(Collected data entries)
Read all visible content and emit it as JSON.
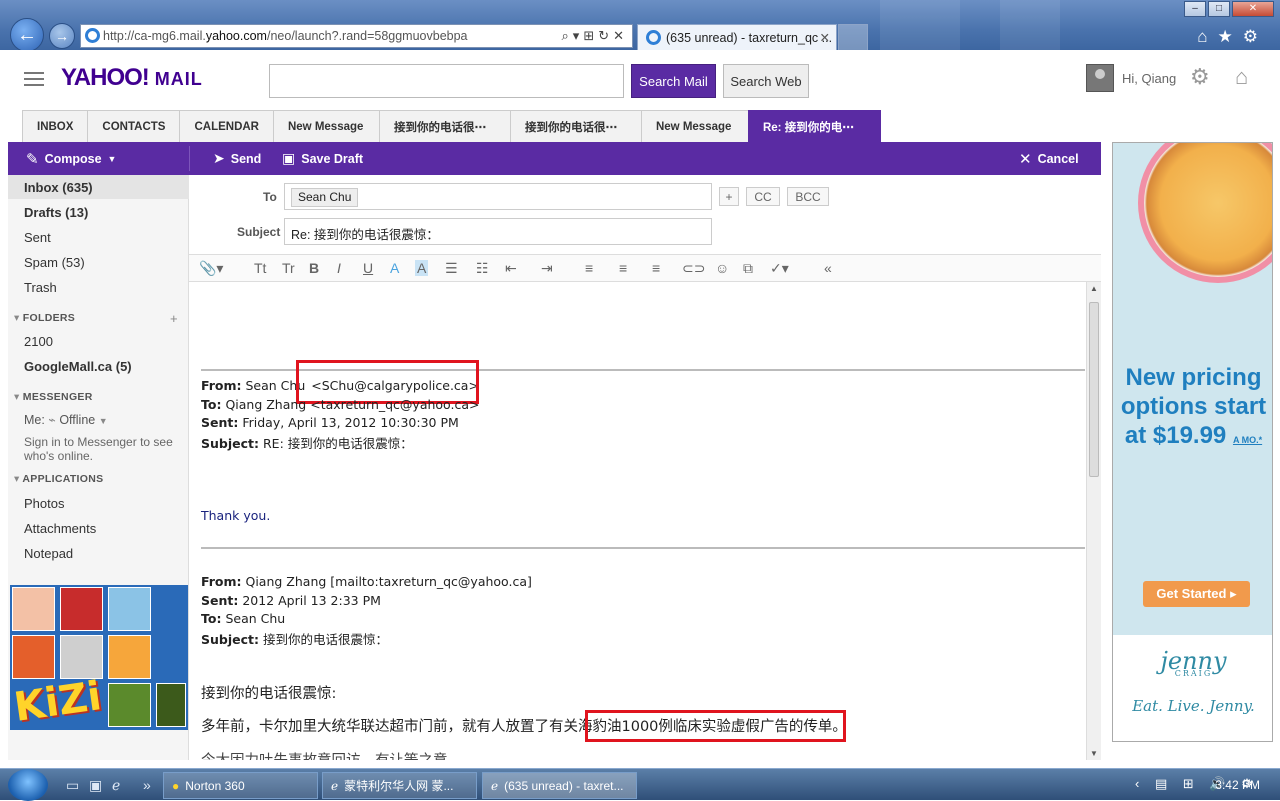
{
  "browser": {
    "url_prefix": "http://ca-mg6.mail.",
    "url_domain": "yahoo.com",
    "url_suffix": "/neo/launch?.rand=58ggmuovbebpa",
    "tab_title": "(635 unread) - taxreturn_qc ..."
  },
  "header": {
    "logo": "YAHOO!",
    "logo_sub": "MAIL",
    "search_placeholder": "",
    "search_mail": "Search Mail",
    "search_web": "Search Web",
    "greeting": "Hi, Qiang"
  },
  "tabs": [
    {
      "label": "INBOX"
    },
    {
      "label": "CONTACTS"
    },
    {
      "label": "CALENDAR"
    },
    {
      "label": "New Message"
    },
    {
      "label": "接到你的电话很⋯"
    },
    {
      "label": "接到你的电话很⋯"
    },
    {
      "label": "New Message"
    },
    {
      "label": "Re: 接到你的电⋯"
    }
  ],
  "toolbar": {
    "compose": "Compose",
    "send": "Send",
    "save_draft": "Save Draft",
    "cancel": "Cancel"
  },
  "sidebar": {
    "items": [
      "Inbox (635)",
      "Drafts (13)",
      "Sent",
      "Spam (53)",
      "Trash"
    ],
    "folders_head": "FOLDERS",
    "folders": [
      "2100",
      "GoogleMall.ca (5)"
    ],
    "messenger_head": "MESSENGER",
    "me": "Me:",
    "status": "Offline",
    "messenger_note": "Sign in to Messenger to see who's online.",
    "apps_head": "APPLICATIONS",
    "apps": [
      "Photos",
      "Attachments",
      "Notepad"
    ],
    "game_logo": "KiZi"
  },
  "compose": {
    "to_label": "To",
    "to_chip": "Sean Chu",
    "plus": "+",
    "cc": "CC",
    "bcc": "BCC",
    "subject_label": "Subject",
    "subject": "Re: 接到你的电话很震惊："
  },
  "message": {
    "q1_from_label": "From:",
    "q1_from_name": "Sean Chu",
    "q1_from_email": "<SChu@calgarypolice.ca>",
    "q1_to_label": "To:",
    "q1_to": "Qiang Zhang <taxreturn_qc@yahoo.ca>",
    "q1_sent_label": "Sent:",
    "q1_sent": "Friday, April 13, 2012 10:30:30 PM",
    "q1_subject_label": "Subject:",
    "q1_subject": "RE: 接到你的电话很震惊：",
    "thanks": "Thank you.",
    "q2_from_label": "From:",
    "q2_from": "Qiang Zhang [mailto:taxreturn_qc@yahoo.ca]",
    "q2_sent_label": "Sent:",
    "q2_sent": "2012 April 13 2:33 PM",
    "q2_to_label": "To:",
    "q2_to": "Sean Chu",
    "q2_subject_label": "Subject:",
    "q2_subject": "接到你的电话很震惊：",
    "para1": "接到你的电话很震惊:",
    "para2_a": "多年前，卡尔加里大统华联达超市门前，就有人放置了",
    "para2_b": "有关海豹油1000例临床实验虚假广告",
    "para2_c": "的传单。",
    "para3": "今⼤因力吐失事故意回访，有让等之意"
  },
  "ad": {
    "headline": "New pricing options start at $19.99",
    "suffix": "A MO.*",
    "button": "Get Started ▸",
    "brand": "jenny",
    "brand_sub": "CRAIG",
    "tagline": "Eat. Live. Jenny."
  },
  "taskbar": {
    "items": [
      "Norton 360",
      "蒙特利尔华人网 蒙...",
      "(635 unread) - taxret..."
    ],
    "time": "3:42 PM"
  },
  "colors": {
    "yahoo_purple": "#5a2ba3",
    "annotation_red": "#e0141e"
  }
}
---
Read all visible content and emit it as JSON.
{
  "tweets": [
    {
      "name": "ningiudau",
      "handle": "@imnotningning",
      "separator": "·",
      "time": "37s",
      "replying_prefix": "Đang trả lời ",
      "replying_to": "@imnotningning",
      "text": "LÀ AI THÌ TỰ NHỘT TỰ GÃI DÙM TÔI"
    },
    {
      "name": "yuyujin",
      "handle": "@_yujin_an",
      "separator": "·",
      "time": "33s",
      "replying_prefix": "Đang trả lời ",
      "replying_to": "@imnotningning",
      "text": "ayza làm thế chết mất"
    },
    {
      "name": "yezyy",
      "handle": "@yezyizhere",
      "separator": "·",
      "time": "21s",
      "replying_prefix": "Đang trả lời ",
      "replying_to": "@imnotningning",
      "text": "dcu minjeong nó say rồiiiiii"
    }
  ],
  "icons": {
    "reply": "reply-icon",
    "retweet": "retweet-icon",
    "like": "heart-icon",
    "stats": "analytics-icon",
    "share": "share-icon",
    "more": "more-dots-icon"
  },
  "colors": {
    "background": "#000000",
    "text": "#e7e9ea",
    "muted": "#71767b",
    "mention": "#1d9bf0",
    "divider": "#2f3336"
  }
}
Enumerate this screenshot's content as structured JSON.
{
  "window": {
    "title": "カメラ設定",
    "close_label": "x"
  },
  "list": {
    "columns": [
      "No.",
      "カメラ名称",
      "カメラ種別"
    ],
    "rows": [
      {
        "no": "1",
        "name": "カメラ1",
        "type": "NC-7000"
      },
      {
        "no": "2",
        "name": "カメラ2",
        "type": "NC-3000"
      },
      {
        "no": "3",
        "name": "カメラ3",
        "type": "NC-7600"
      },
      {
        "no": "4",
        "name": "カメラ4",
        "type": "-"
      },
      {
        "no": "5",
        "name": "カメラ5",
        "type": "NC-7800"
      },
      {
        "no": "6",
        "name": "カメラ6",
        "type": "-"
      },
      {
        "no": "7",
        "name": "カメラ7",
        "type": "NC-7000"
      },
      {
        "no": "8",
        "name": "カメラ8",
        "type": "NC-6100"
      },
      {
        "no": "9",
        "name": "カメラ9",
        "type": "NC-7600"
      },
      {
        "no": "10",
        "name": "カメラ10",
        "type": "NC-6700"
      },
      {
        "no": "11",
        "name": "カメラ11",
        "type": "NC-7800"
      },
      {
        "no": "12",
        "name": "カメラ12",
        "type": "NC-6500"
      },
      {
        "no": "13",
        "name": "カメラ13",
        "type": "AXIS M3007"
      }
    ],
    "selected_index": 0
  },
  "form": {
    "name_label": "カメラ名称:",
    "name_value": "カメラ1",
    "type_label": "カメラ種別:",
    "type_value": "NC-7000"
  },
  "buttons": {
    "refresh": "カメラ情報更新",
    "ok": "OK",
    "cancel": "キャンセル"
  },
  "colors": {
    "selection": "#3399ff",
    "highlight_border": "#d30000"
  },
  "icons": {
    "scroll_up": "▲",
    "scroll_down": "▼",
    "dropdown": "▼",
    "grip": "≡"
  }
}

- Work required
Your reply is one number: how many lines of the records above contain the word "接到你的电话很震惊".

- Exercise output
4